[START Information shown]
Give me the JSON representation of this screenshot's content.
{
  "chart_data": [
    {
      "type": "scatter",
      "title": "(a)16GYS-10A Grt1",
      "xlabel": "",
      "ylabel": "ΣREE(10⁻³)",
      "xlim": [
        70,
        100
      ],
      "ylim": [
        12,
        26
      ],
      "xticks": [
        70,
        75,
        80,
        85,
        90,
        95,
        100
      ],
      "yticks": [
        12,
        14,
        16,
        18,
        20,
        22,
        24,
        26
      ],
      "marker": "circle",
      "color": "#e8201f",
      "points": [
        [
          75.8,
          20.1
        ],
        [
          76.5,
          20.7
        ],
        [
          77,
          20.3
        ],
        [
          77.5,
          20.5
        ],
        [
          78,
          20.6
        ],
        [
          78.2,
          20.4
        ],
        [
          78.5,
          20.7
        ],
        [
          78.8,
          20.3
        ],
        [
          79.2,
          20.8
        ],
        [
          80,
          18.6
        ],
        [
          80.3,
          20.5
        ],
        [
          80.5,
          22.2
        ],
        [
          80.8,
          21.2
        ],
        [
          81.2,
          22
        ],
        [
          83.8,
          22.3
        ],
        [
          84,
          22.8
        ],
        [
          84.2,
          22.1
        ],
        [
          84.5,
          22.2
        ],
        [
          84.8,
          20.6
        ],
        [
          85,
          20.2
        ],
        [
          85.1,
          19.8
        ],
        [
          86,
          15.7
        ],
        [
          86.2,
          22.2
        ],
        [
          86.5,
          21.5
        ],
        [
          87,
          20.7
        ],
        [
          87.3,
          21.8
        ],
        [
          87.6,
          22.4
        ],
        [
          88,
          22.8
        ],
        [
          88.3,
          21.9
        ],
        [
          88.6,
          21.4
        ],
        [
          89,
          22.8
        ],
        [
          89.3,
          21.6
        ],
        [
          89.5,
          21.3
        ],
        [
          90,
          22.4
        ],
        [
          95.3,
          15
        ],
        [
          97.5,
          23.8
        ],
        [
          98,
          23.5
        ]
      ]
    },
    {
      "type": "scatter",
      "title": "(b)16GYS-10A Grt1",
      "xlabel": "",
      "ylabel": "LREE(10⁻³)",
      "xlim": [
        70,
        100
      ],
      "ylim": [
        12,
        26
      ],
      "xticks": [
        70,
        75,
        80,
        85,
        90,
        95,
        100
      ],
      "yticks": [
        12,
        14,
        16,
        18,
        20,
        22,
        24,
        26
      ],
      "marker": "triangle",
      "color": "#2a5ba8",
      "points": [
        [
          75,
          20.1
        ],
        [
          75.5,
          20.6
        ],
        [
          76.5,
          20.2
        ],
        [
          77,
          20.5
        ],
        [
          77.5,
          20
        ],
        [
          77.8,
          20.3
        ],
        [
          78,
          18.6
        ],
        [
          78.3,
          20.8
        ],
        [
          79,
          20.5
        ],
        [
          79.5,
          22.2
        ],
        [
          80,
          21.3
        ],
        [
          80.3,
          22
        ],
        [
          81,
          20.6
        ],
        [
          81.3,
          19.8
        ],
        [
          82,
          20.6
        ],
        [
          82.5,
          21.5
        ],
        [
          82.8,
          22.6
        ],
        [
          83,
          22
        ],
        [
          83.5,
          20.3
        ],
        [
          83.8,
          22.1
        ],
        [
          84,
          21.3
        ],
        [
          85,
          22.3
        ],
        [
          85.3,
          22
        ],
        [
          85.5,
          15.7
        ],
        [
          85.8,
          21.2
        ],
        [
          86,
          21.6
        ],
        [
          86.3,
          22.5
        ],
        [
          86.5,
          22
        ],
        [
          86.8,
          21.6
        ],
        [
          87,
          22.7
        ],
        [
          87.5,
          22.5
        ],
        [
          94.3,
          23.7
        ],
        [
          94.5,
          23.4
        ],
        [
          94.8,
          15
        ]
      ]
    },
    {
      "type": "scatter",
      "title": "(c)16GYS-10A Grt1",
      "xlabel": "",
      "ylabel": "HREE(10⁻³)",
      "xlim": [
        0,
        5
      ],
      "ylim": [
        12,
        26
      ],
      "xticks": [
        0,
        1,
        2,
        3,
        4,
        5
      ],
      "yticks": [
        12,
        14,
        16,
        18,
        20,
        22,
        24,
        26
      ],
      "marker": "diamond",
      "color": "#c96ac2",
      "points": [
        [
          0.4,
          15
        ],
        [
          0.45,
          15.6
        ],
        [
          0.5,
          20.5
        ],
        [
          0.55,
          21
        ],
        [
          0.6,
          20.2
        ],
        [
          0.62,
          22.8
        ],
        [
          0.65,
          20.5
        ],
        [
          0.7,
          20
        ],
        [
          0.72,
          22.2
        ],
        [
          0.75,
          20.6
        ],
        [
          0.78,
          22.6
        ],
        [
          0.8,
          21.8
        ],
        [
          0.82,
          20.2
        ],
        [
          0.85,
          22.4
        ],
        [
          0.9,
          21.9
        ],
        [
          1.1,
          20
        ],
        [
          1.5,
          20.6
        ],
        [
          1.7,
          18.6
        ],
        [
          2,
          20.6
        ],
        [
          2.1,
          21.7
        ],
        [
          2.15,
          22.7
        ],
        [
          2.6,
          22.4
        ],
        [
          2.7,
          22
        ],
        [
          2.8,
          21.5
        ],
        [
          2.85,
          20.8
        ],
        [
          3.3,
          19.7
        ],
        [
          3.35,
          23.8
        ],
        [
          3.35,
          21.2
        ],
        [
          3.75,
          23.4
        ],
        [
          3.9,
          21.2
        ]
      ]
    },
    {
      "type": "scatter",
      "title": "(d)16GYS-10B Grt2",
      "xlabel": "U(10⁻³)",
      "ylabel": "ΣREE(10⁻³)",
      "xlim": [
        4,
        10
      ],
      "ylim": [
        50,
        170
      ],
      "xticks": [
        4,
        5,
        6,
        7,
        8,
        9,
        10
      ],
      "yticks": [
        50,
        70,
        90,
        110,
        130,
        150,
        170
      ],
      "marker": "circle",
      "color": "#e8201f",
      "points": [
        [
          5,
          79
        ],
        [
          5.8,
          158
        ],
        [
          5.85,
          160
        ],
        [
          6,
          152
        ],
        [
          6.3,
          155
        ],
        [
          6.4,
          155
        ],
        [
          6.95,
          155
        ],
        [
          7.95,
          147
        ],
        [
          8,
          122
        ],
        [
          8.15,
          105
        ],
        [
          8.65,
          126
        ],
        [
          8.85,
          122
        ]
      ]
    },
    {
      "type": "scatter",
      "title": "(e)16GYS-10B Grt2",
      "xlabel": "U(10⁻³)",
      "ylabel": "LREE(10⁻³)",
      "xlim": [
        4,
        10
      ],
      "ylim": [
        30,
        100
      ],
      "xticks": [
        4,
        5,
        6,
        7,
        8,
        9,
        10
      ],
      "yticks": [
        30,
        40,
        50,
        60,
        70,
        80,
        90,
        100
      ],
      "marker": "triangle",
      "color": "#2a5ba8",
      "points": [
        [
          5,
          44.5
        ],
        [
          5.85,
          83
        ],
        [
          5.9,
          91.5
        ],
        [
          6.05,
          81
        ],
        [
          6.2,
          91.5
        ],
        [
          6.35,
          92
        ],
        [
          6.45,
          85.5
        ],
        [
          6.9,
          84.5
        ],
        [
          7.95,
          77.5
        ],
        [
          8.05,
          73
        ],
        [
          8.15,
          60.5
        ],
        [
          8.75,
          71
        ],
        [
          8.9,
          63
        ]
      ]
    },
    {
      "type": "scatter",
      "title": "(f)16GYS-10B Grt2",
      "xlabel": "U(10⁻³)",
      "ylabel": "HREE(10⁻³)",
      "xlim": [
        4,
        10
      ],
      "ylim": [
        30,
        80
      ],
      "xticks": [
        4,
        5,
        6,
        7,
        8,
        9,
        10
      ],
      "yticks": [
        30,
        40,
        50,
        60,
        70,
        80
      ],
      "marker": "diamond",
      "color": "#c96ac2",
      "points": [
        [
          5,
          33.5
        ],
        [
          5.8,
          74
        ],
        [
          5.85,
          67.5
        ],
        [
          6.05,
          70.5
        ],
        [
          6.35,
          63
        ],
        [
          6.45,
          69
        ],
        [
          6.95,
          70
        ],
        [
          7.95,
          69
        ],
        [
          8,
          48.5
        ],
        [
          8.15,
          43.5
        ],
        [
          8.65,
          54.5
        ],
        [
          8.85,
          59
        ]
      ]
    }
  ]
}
[END Information shown]
_What is needed_
Count how many lines above carry the word "title". Only the number is required.

_Task result_
6